## Aim
Starting at the line that contains "Type out the text in this image.", transcribe every remaining line of the entries exactly, including the last one.

++++ Material

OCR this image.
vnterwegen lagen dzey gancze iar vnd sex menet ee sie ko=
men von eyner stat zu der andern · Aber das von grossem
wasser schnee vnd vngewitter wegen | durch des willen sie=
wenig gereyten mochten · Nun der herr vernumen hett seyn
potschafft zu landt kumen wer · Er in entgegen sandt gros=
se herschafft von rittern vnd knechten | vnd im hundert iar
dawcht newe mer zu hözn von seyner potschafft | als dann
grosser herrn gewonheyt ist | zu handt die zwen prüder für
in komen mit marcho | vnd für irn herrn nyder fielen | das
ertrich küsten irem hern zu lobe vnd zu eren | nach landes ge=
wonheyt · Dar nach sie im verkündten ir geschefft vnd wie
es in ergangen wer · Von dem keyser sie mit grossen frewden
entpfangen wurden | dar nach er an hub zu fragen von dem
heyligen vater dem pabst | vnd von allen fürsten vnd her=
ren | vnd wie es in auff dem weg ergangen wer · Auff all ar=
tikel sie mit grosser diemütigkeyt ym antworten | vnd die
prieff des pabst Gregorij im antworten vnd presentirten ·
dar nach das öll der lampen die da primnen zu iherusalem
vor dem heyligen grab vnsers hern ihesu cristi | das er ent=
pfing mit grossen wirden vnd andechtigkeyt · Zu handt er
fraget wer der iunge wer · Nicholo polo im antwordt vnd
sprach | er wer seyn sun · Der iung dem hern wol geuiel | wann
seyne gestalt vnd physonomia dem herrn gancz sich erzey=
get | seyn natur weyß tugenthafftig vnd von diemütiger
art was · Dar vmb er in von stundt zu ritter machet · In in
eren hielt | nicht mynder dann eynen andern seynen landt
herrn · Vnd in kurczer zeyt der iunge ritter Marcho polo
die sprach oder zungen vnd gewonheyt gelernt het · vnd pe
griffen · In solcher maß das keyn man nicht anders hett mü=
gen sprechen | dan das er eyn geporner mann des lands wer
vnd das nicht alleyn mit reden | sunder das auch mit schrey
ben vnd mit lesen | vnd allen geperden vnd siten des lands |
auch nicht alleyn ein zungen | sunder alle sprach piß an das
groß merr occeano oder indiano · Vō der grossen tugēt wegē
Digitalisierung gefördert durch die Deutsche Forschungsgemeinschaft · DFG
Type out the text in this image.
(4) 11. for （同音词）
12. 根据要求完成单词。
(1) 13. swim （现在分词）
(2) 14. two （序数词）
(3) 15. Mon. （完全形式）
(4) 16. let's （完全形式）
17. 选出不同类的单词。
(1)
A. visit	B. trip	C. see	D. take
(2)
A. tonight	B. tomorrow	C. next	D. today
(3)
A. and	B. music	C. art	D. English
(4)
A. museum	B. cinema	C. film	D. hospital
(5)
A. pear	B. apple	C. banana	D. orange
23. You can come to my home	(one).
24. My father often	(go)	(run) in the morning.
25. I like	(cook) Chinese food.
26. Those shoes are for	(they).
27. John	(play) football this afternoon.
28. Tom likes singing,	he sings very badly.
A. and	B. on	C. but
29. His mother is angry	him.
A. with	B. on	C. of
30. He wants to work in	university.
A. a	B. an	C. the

++++++++

## Correct output
Type out the text in this image.
(4) 11. for （同音词）
12. 根据要求完成单词。
(1) 13. swim （现在分词）
(2) 14. two （序数词）
(3) 15. Mon. （完全形式）
(4) 16. let's （完全形式）
17. 选出不同类的单词。
(1)
A. visit	B. trip	C. see	D. take
(2)
A. tonight	B. tomorrow	C. next	D. today
(3)
A. and	B. music	C. art	D. English
(4)
A. museum	B. cinema	C. film	D. hospital
(5)
A. pear	B. apple	C. banana	D. orange
23. You can come to my home	(one).
24. My father often	(go)	(run) in the morning.
25. I like	(cook) Chinese food.
26. Those shoes are for	(they).
27. John	(play) football this afternoon.
28. Tom likes singing,	he sings very badly.
A. and	B. on	C. but
29. His mother is angry	him.
A. with	B. on	C. of
30. He wants to work in	university.
A. a	B. an	C. the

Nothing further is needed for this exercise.